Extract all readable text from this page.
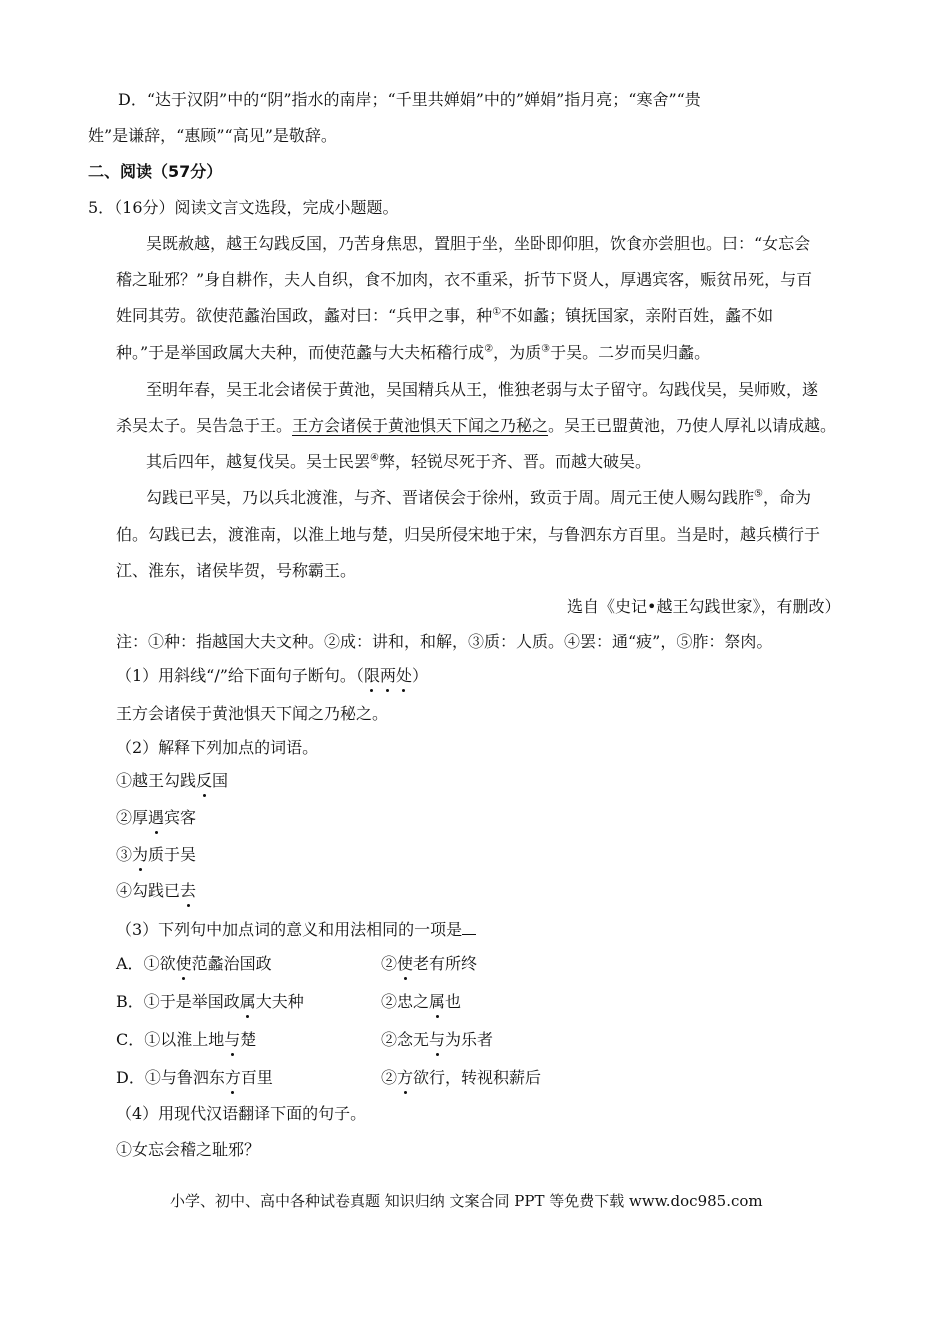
D．“达于汉阴”中的“阴”指水的南岸；“千里共婵娟”中的”婵娟”指月亮；“寒舍”“贵
姓”是谦辞，“惠顾”“高见”是敬辞。
二、阅读（57分）
5．（16分）阅读文言文选段，完成小题题。
吴既赦越，越王勾践反国，乃苦身焦思，置胆于坐，坐卧即仰胆，饮食亦尝胆也。曰：“女忘会
稽之耻邪？”身自耕作，夫人自织，食不加肉，衣不重采，折节下贤人，厚遇宾客，赈贫吊死，与百
姓同其劳。欲使范蠡治国政，蠡对曰：“兵甲之事，种①不如蠡；镇抚国家，亲附百姓，蠡不如
种。”于是举国政属大夫种，而使范蠡与大夫柘稽行成②，为质③于吴。二岁而吴归蠡。
至明年春，吴王北会诸侯于黄池，吴国精兵从王，惟独老弱与太子留守。勾践伐吴，吴师败，遂
杀吴太子。吴告急于王。王方会诸侯于黄池惧天下闻之乃秘之。吴王已盟黄池，乃使人厚礼以请成越。
其后四年，越复伐吴。吴士民罢④弊，轻锐尽死于齐、晋。而越大破吴。
勾践已平吴，乃以兵北渡淮，与齐、晋诸侯会于徐州，致贡于周。周元王使人赐勾践胙⑤，命为
伯。勾践已去，渡淮南，以淮上地与楚，归吴所侵宋地于宋，与鲁泗东方百里。当是时，越兵横行于
江、淮东，诸侯毕贺，号称霸王。
选自《史记•越王勾践世家》，有删改）
注：①种：指越国大夫文种。②成：讲和，和解，③质：人质。④罢：通“疲”，⑤胙：祭肉。
（1）用斜线“/”给下面句子断句。（限两处）
王方会诸侯于黄池惧天下闻之乃秘之。
（2）解释下列加点的词语。
①越王勾践反国
②厚遇宾客
③为质于吴
④勾践已去
（3）下列句中加点词的意义和用法相同的一项是
A．①欲使范蠡治国政	②使老有所终
B．①于是举国政属大夫种	②忠之属也
C．①以淮上地与楚	②念无与为乐者
D．①与鲁泗东方百里	②方欲行，转视积薪后
（4）用现代汉语翻译下面的句子。
①女忘会稽之耻邪？
小学、初中、高中各种试卷真题 知识归纳 文案合同 PPT 等免费下载 www.doc985.com
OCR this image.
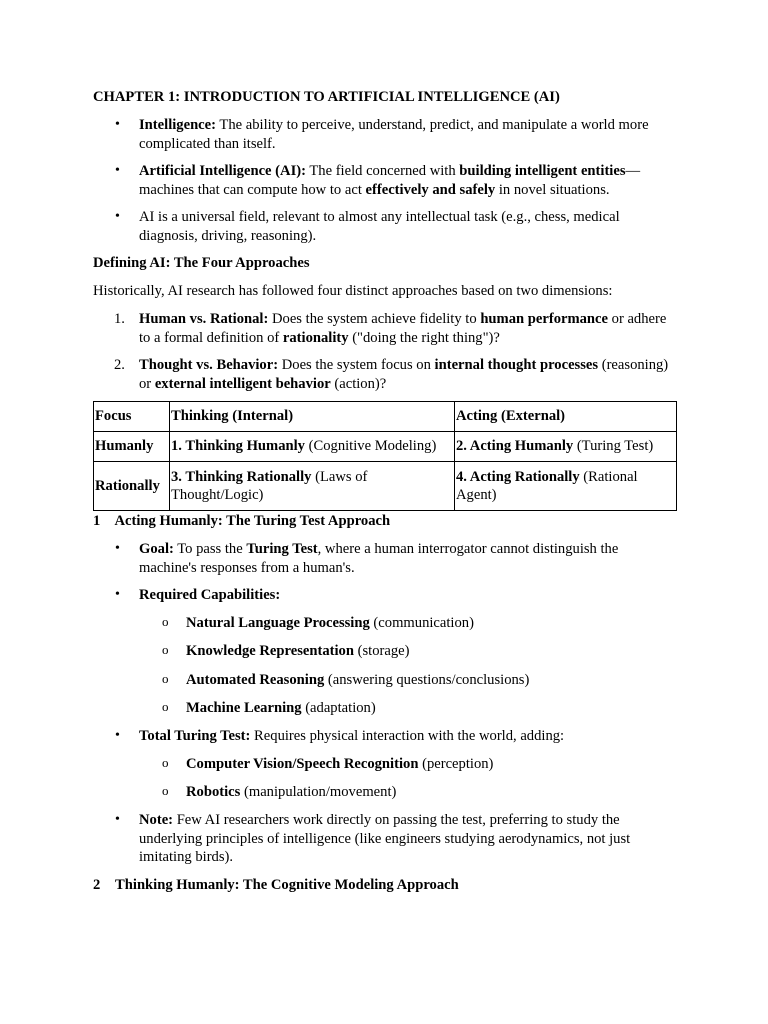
CHAPTER 1: INTRODUCTION TO ARTIFICIAL INTELLIGENCE (AI)

• Intelligence: The ability to perceive, understand, predict, and manipulate a world more complicated than itself.

• Artificial Intelligence (AI): The field concerned with building intelligent entities— machines that can compute how to act effectively and safely in novel situations.

• AI is a universal field, relevant to almost any intellectual task (e.g., chess, medical diagnosis, driving, reasoning).

Defining AI: The Four Approaches

Historically, AI research has followed four distinct approaches based on two dimensions:

1. Human vs. Rational: Does the system achieve fidelity to human performance or adhere to a formal definition of rationality ("doing the right thing")?

2. Thought vs. Behavior: Does the system focus on internal thought processes (reasoning) or external intelligent behavior (action)?

Focus	Thinking (Internal)	Acting (External)
Humanly	1. Thinking Humanly (Cognitive Modeling)	2. Acting Humanly (Turing Test)
Rationally	3. Thinking Rationally (Laws of Thought/Logic)	4. Acting Rationally (Rational Agent)

1⃣ Acting Humanly: The Turing Test Approach

• Goal: To pass the Turing Test, where a human interrogator cannot distinguish the machine's responses from a human's.

• Required Capabilities:

o Natural Language Processing (communication)

o Knowledge Representation (storage)

o Automated Reasoning (answering questions/conclusions)

o Machine Learning (adaptation)

• Total Turing Test: Requires physical interaction with the world, adding:

o Computer Vision/Speech Recognition (perception)

o Robotics (manipulation/movement)

• Note: Few AI researchers work directly on passing the test, preferring to study the underlying principles of intelligence (like engineers studying aerodynamics, not just imitating birds).

2⃣ Thinking Humanly: The Cognitive Modeling Approach
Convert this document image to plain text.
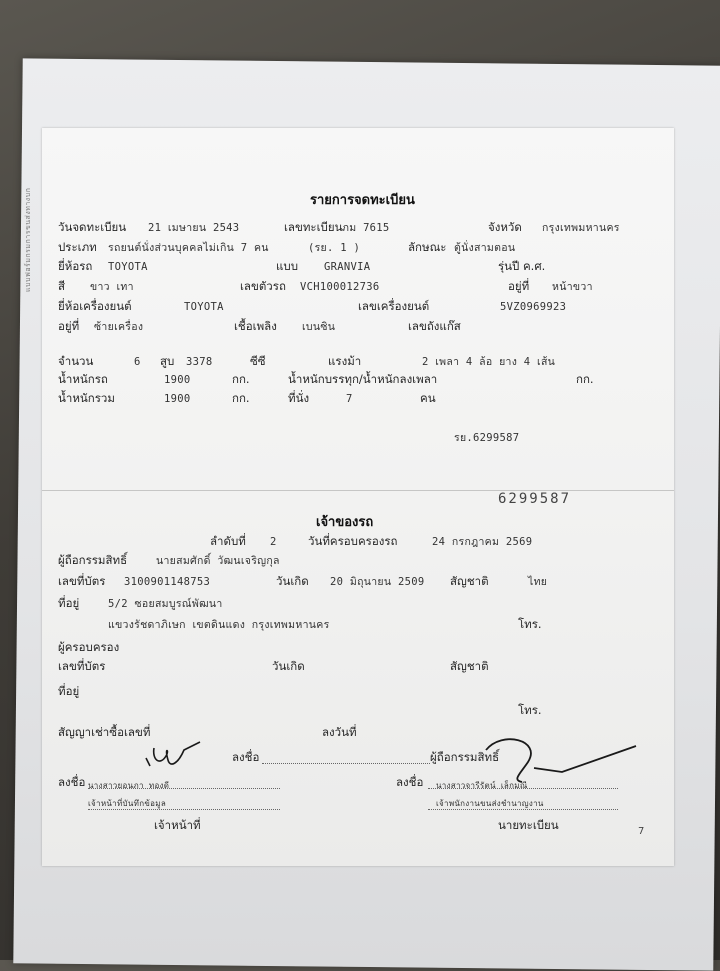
แบบฟอร์มกรมการขนส่งทางบก	รายการจดทะเบียน
วันจดทะเบียน 21 เมษายน 2543	เลขทะเบียน ภม 7615	จังหวัด กรุงเทพมหานคร
ประเภท รถยนต์นั่งส่วนบุคคลไม่เกิน 7 คน	(รย. 1 )	ลักษณะ ตู้นั่งสามตอน
ยี่ห้อรถ TOYOTA	แบบ GRANVIA	รุ่นปี ค.ศ.
สี ขาว เทา	เลขตัวรถ VCH100012736	อยู่ที่ หน้าขวา
ยี่ห้อเครื่องยนต์	TOYOTA	เลขเครื่องยนต์	5VZ0969923
อยู่ที่ ซ้ายเครื่อง	เชื้อเพลิง เบนซิน	เลขถังแก๊ส
จำนวน	6 สูบ 3378	ซีซี	แรงม้า	2 เพลา 4 ล้อ ยาง 4 เส้น
น้ำหนักรถ	1900	กก.	น้ำหนักบรรทุก/น้ำหนักลงเพลา	กก.
น้ำหนักรวม	1900	กก.	ที่นั่ง	7	คน
รย.6299587
6299587
เจ้าของรถ
ลำดับที่ 2	วันที่ครอบครองรถ	24 กรกฎาคม 2569
ผู้ถือกรรมสิทธิ์	นายสมศักดิ์ วัฒนเจริญกุล
เลขที่บัตร 3100901148753	วันเกิด 20 มิถุนายน 2509 สัญชาติ	ไทย
ที่อยู่	5/2 ซอยสมบูรณ์พัฒนา
แขวงรัชดาภิเษก เขตดินแดง กรุงเทพมหานคร	โทร.
ผู้ครอบครอง
เลขที่บัตร	วันเกิด	สัญชาติ
ที่อยู่
โทร.
สัญญาเช่าซื้อเลขที่	ลงวันที่
ลงชื่อ	ผู้ถือกรรมสิทธิ์
ลงชื่อ นางสาวยอนภา ทองดี
เจ้าหน้าที่บันทึกข้อมูล
เจ้าหน้าที่
ลงชื่อ นางสาวจารีรัตน์ เล็กมณี
เจ้าพนักงานขนส่งชำนาญงาน
นายทะเบียน	7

|---|

> [Task goal]:
Give the number of lines containing the word "Modeling". No other answer is needed.

> [Solution to the exercise]:
2